■ **INSTRUCTIONS TO FOLLOW**:
Go through the entries below and collect each line with the string "bottom" in it.

begin INPUT MATERIAL

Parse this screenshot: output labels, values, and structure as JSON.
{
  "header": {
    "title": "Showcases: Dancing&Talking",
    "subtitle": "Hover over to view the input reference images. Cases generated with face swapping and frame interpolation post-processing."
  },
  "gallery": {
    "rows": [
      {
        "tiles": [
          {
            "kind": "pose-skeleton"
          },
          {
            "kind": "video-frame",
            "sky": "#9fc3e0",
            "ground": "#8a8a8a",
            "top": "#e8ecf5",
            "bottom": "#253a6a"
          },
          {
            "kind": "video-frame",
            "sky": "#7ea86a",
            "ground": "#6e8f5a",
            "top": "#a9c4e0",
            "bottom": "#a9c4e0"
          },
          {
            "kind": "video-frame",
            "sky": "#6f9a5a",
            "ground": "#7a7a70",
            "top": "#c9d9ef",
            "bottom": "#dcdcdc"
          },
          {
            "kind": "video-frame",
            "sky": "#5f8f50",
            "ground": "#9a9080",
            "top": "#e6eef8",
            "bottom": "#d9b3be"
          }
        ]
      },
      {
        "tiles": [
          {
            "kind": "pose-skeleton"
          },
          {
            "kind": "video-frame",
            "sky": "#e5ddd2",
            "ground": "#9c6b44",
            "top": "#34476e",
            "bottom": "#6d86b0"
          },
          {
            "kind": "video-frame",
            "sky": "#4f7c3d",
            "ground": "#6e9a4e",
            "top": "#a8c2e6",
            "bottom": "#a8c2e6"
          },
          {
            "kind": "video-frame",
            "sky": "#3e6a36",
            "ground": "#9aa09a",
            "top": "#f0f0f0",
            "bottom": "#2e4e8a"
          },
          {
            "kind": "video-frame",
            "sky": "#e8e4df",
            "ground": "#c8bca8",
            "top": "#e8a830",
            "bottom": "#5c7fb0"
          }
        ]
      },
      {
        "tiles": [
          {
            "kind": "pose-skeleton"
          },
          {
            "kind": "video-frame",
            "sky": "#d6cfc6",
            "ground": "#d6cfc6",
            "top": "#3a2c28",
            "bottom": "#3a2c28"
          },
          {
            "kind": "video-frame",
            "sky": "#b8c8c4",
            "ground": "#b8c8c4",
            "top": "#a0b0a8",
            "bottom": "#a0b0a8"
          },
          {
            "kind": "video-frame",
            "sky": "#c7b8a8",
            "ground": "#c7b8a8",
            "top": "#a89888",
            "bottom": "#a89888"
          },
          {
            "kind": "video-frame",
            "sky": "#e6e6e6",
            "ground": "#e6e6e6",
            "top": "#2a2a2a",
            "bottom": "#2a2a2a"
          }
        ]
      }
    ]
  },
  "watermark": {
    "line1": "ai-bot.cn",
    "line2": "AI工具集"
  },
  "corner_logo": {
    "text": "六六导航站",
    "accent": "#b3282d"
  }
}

end INPUT MATERIAL

■ **SOLUTION**:
            "bottom": "#253a6a"
            "bottom": "#a9c4e0"
            "bottom": "#dcdcdc"
            "bottom": "#d9b3be"
            "bottom": "#6d86b0"
            "bottom": "#a8c2e6"
            "bottom": "#2e4e8a"
            "bottom": "#5c7fb0"
            "bottom": "#3a2c28"
            "bottom": "#a0b0a8"
            "bottom": "#a89888"
            "bottom": "#2a2a2a"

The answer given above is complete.